Please copy the lines below word for word, leaving every character unchanged.

TASK MATERIAL —
###

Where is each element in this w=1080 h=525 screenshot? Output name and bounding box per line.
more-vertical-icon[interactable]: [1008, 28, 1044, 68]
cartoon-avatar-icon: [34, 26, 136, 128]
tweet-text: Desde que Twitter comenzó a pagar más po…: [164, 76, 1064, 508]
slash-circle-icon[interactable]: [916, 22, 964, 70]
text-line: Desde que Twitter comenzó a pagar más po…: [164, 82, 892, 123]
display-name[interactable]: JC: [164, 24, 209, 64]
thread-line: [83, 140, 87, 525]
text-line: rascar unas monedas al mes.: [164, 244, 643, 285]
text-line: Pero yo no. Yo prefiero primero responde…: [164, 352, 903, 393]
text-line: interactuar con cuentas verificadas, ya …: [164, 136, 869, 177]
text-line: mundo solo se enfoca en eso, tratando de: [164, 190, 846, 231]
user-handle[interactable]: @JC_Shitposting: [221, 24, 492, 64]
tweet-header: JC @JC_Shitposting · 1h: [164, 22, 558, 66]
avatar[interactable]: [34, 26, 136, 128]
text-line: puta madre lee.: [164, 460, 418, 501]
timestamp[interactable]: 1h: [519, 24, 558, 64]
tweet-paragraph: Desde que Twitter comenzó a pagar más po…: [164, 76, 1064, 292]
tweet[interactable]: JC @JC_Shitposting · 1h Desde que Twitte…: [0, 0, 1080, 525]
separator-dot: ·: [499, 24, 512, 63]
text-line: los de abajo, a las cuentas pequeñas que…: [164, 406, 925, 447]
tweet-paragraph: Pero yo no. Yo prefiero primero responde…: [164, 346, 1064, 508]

###

ANSWER IN FULL —
Where is each element in this w=1080 h=525 screenshot? Output name and bounding box per line.
more-vertical-icon[interactable]: [1008, 28, 1044, 68]
cartoon-avatar-icon: [34, 26, 136, 128]
tweet-text: Desde que Twitter comenzó a pagar más po…: [164, 76, 1064, 508]
slash-circle-icon[interactable]: [916, 22, 964, 70]
text-line: Desde que Twitter comenzó a pagar más po…: [164, 82, 892, 123]
display-name[interactable]: JC: [164, 24, 209, 64]
thread-line: [83, 140, 87, 525]
text-line: rascar unas monedas al mes.: [164, 244, 643, 285]
text-line: Pero yo no. Yo prefiero primero responde…: [164, 352, 903, 393]
text-line: interactuar con cuentas verificadas, ya …: [164, 136, 869, 177]
text-line: mundo solo se enfoca en eso, tratando de: [164, 190, 846, 231]
user-handle[interactable]: @JC_Shitposting: [221, 24, 492, 64]
tweet-header: JC @JC_Shitposting · 1h: [164, 22, 558, 66]
avatar[interactable]: [34, 26, 136, 128]
text-line: puta madre lee.: [164, 460, 418, 501]
timestamp[interactable]: 1h: [519, 24, 558, 64]
tweet-paragraph: Desde que Twitter comenzó a pagar más po…: [164, 76, 1064, 292]
tweet[interactable]: JC @JC_Shitposting · 1h Desde que Twitte…: [0, 0, 1080, 525]
separator-dot: ·: [499, 24, 512, 63]
text-line: los de abajo, a las cuentas pequeñas que…: [164, 406, 925, 447]
tweet-paragraph: Pero yo no. Yo prefiero primero responde…: [164, 346, 1064, 508]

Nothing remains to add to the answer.